## start
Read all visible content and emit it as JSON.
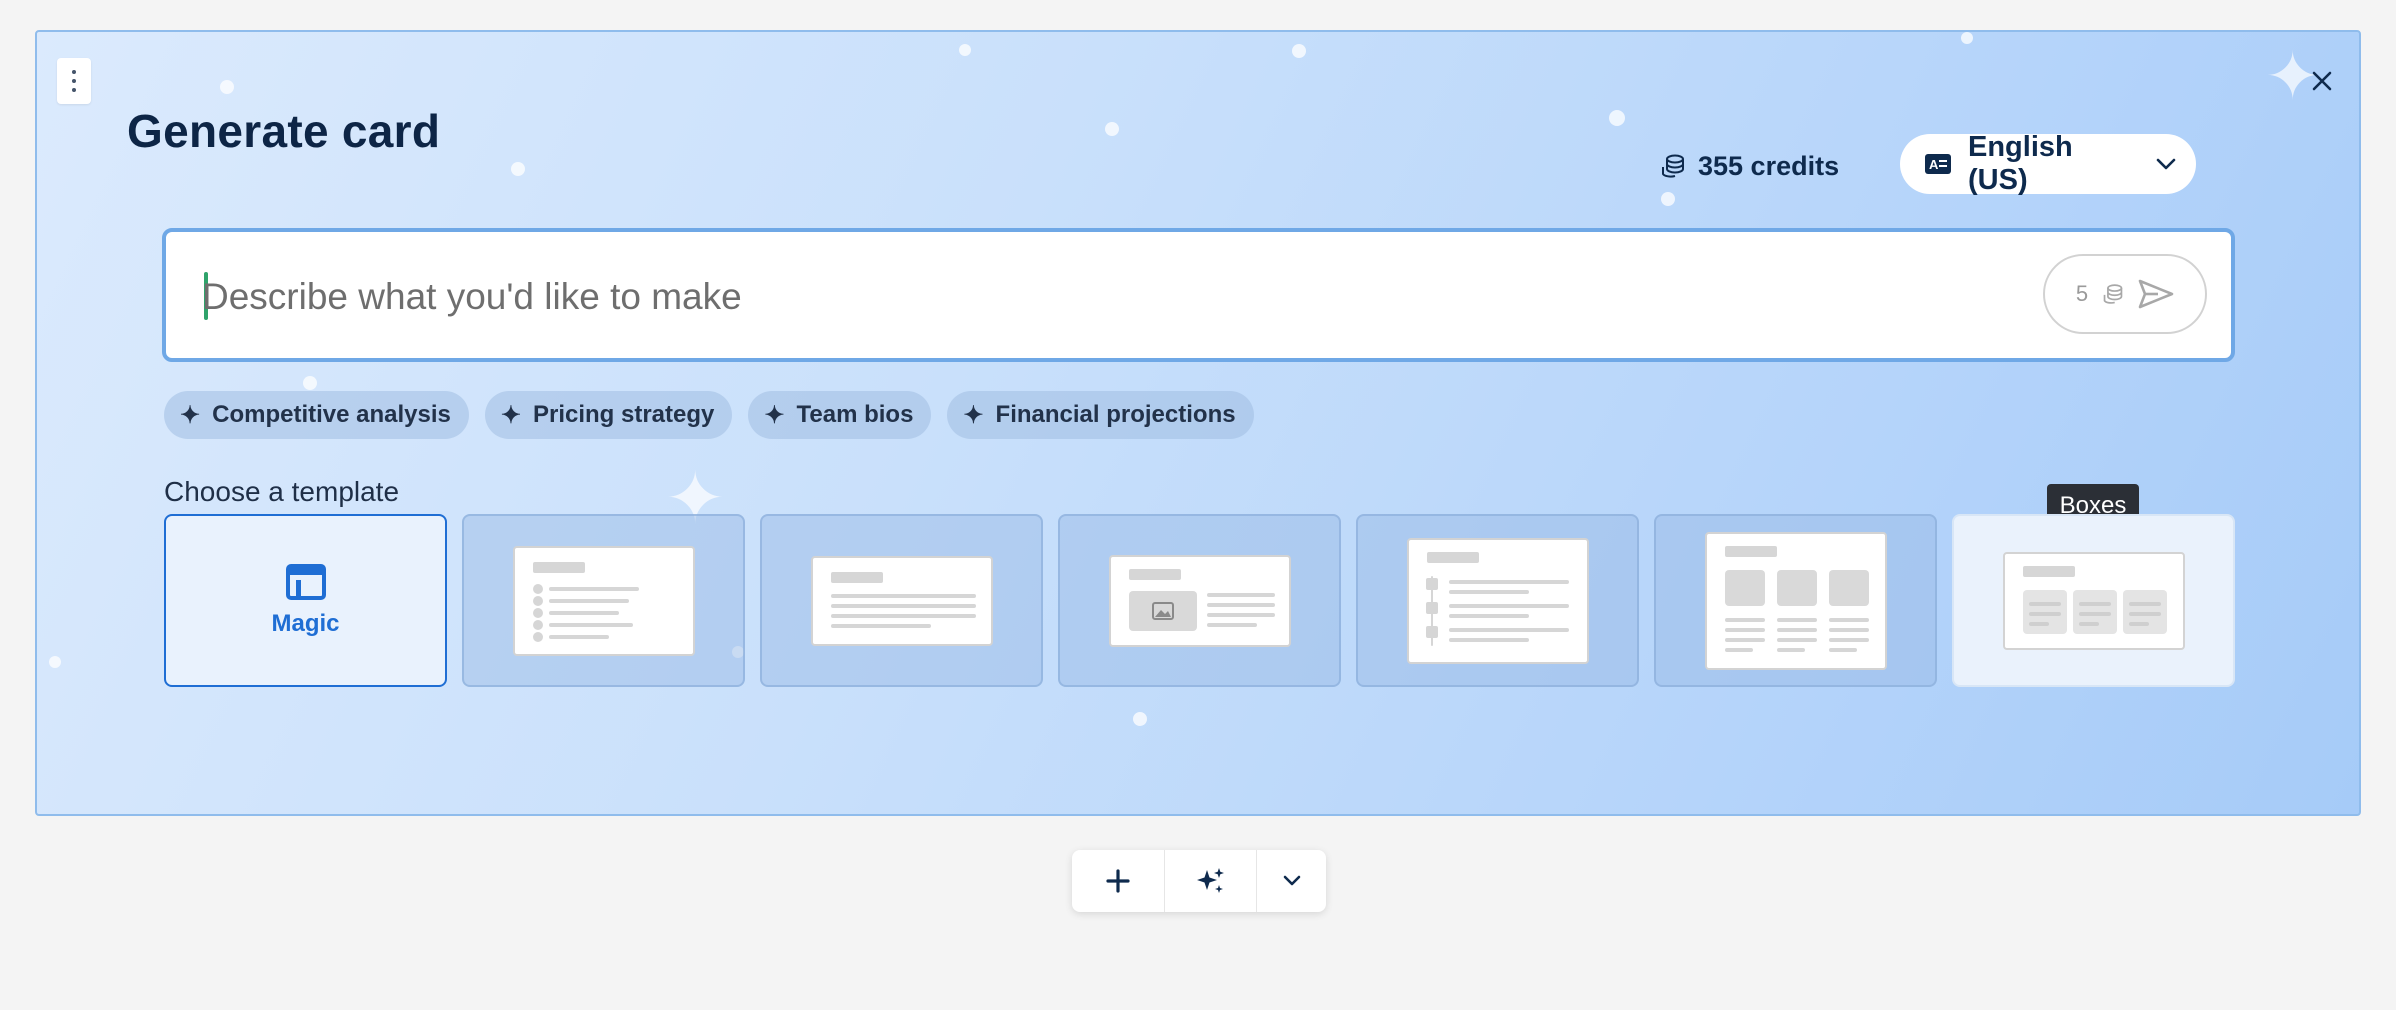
{
  "dialog": {
    "title": "Generate card",
    "credits": "355 credits",
    "language": "English (US)"
  },
  "prompt": {
    "placeholder": "Describe what you'd like to make",
    "cost": "5"
  },
  "suggestions": [
    "Competitive analysis",
    "Pricing strategy",
    "Team bios",
    "Financial projections"
  ],
  "templates": {
    "heading": "Choose a template",
    "magic_label": "Magic",
    "tooltip": "Boxes"
  },
  "colors": {
    "accent": "#1f6ed4",
    "title": "#0d2546",
    "tooltip_bg": "#2b2f36"
  }
}
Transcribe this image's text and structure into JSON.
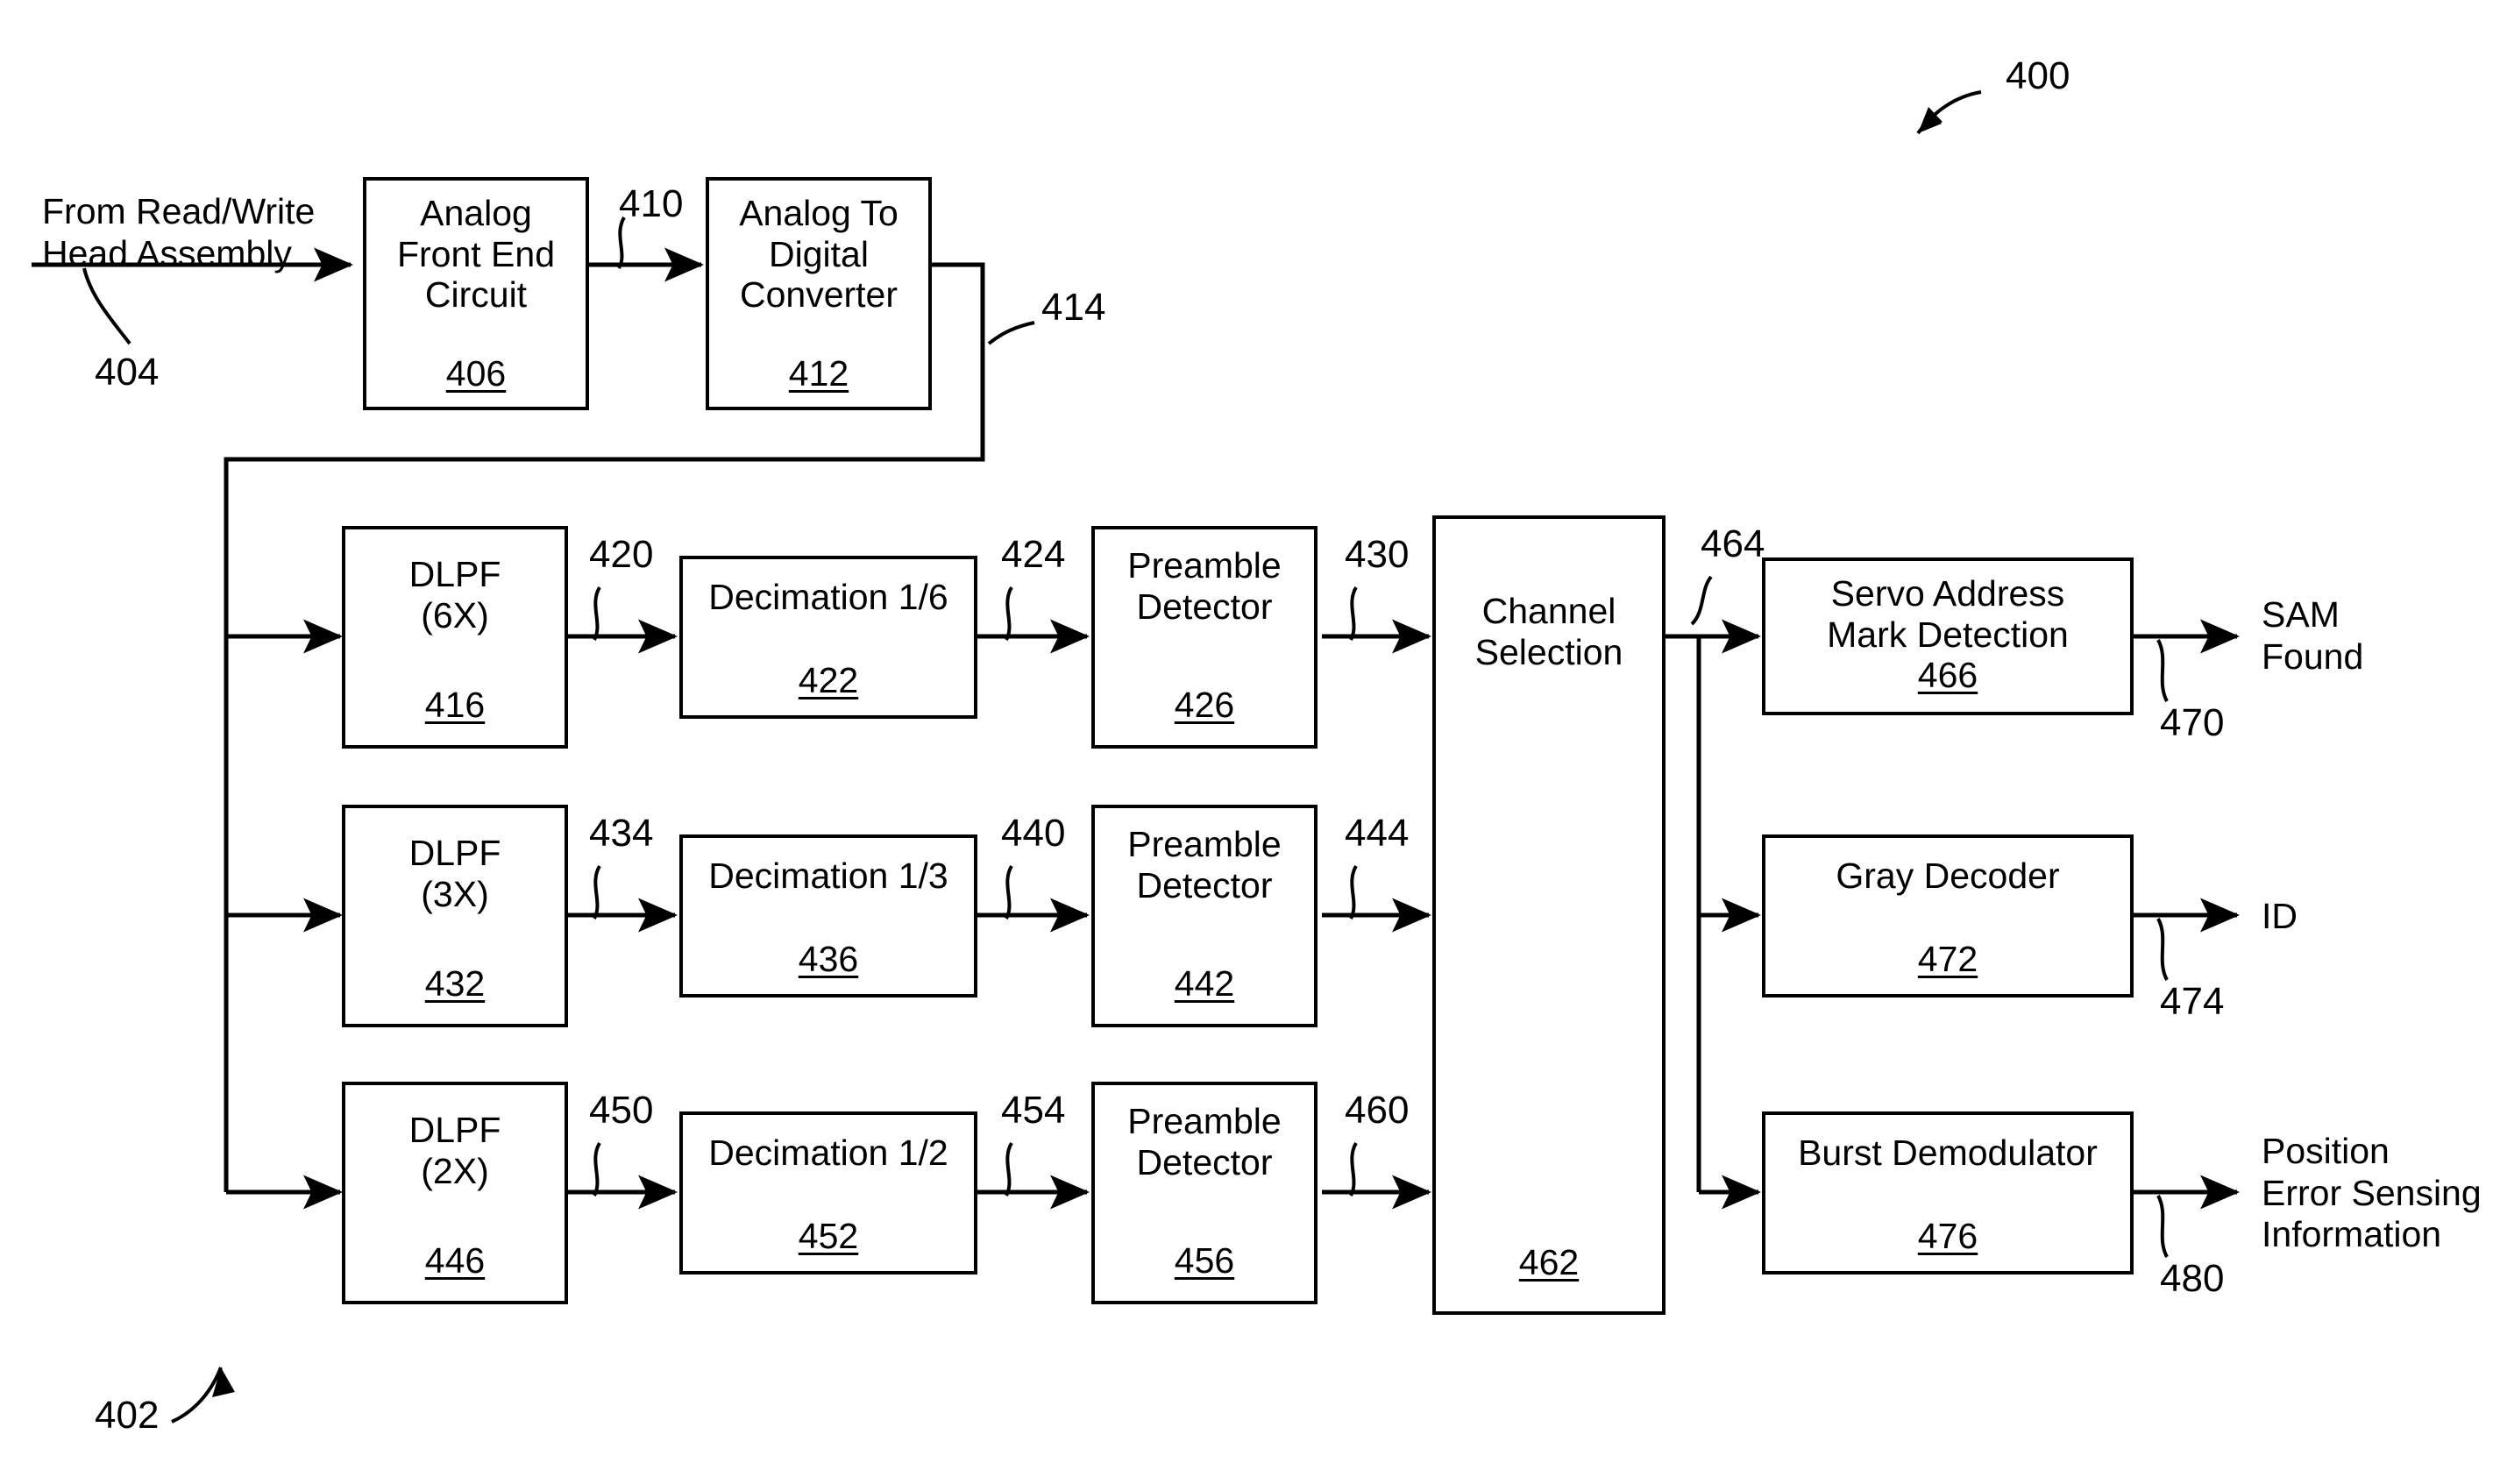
{
  "figure": {
    "figure_ref": "400",
    "subsystem_ref": "402"
  },
  "inputs": {
    "source_label": "From Read/Write\nHead Assembly",
    "source_ref": "404"
  },
  "blocks": {
    "afe": {
      "title": "Analog\nFront End\nCircuit",
      "ref": "406"
    },
    "adc": {
      "title": "Analog To\nDigital\nConverter",
      "ref": "412"
    },
    "dlpf6": {
      "title": "DLPF\n(6X)",
      "ref": "416"
    },
    "dec6": {
      "title": "Decimation 1/6",
      "ref": "422"
    },
    "pre6": {
      "title": "Preamble\nDetector",
      "ref": "426"
    },
    "dlpf3": {
      "title": "DLPF\n(3X)",
      "ref": "432"
    },
    "dec3": {
      "title": "Decimation 1/3",
      "ref": "436"
    },
    "pre3": {
      "title": "Preamble\nDetector",
      "ref": "442"
    },
    "dlpf2": {
      "title": "DLPF\n(2X)",
      "ref": "446"
    },
    "dec2": {
      "title": "Decimation 1/2",
      "ref": "452"
    },
    "pre2": {
      "title": "Preamble\nDetector",
      "ref": "456"
    },
    "chansel": {
      "title": "Channel\nSelection",
      "ref": "462"
    },
    "samdet": {
      "title": "Servo Address\nMark Detection",
      "ref": "466"
    },
    "gray": {
      "title": "Gray Decoder",
      "ref": "472"
    },
    "burst": {
      "title": "Burst Demodulator",
      "ref": "476"
    }
  },
  "signals": {
    "afe_out": "410",
    "adc_out": "414",
    "dlpf6_out": "420",
    "dec6_out": "424",
    "pre6_out": "430",
    "dlpf3_out": "434",
    "dec3_out": "440",
    "pre3_out": "444",
    "dlpf2_out": "450",
    "dec2_out": "454",
    "pre2_out": "460",
    "chansel_out": "464",
    "sam_out": "470",
    "id_out": "474",
    "pes_out": "480"
  },
  "outputs": {
    "sam_found": "SAM\nFound",
    "id": "ID",
    "pes": "Position\nError Sensing\nInformation"
  },
  "colors": {
    "line": "#000000",
    "background": "#ffffff"
  }
}
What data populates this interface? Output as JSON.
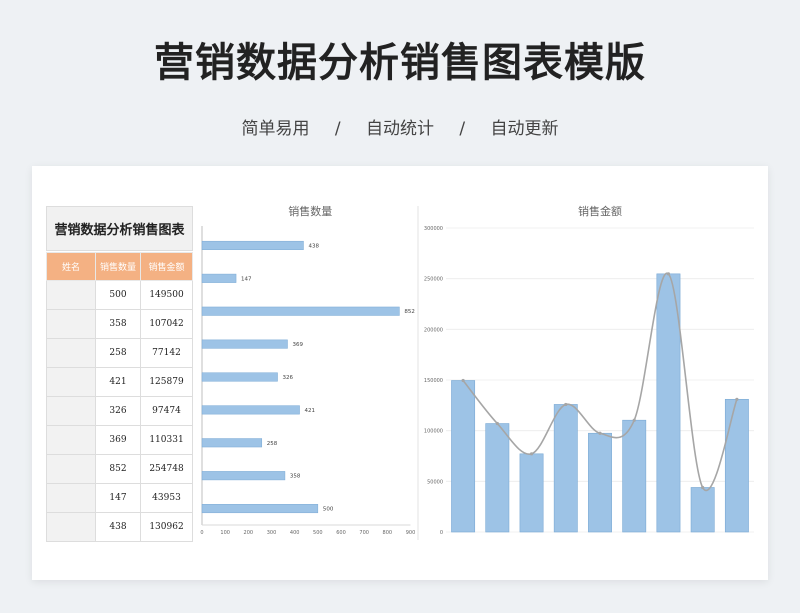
## end
▸ **WORK INSTRUCTIONS**:
Repeat each entry above word for word, leaving every picture out.

▸ **SOLVED PROBLEM**:
Read all visible content and emit it as JSON.
{
  "dialog": {
    "title": "Generate card",
    "credits": "355 credits",
    "language": "English (US)"
  },
  "prompt": {
    "placeholder": "Describe what you'd like to make",
    "cost": "5"
  },
  "suggestions": [
    "Competitive analysis",
    "Pricing strategy",
    "Team bios",
    "Financial projections"
  ],
  "templates": {
    "heading": "Choose a template",
    "magic_label": "Magic",
    "tooltip": "Boxes"
  },
  "colors": {
    "accent": "#1f6ed4",
    "title": "#0d2546",
    "tooltip_bg": "#2b2f36"
  }
}
Transcribe this image's text and structure into JSON.
{
  "figure": {
    "figure_ref": "400",
    "subsystem_ref": "402"
  },
  "inputs": {
    "source_label": "From Read/Write\nHead Assembly",
    "source_ref": "404"
  },
  "blocks": {
    "afe": {
      "title": "Analog\nFront End\nCircuit",
      "ref": "406"
    },
    "adc": {
      "title": "Analog To\nDigital\nConverter",
      "ref": "412"
    },
    "dlpf6": {
      "title": "DLPF\n(6X)",
      "ref": "416"
    },
    "dec6": {
      "title": "Decimation 1/6",
      "ref": "422"
    },
    "pre6": {
      "title": "Preamble\nDetector",
      "ref": "426"
    },
    "dlpf3": {
      "title": "DLPF\n(3X)",
      "ref": "432"
    },
    "dec3": {
      "title": "Decimation 1/3",
      "ref": "436"
    },
    "pre3": {
      "title": "Preamble\nDetector",
      "ref": "442"
    },
    "dlpf2": {
      "title": "DLPF\n(2X)",
      "ref": "446"
    },
    "dec2": {
      "title": "Decimation 1/2",
      "ref": "452"
    },
    "pre2": {
      "title": "Preamble\nDetector",
      "ref": "456"
    },
    "chansel": {
      "title": "Channel\nSelection",
      "ref": "462"
    },
    "samdet": {
      "title": "Servo Address\nMark Detection",
      "ref": "466"
    },
    "gray": {
      "title": "Gray Decoder",
      "ref": "472"
    },
    "burst": {
      "title": "Burst Demodulator",
      "ref": "476"
    }
  },
  "signals": {
    "afe_out": "410",
    "adc_out": "414",
    "dlpf6_out": "420",
    "dec6_out": "424",
    "pre6_out": "430",
    "dlpf3_out": "434",
    "dec3_out": "440",
    "pre3_out": "444",
    "dlpf2_out": "450",
    "dec2_out": "454",
    "pre2_out": "460",
    "chansel_out": "464",
    "sam_out": "470",
    "id_out": "474",
    "pes_out": "480"
  },
  "outputs": {
    "sam_found": "SAM\nFound",
    "id": "ID",
    "pes": "Position\nError Sensing\nInformation"
  },
  "colors": {
    "line": "#000000",
    "background": "#ffffff"
  }
}
What data populates this interface? Output as JSON.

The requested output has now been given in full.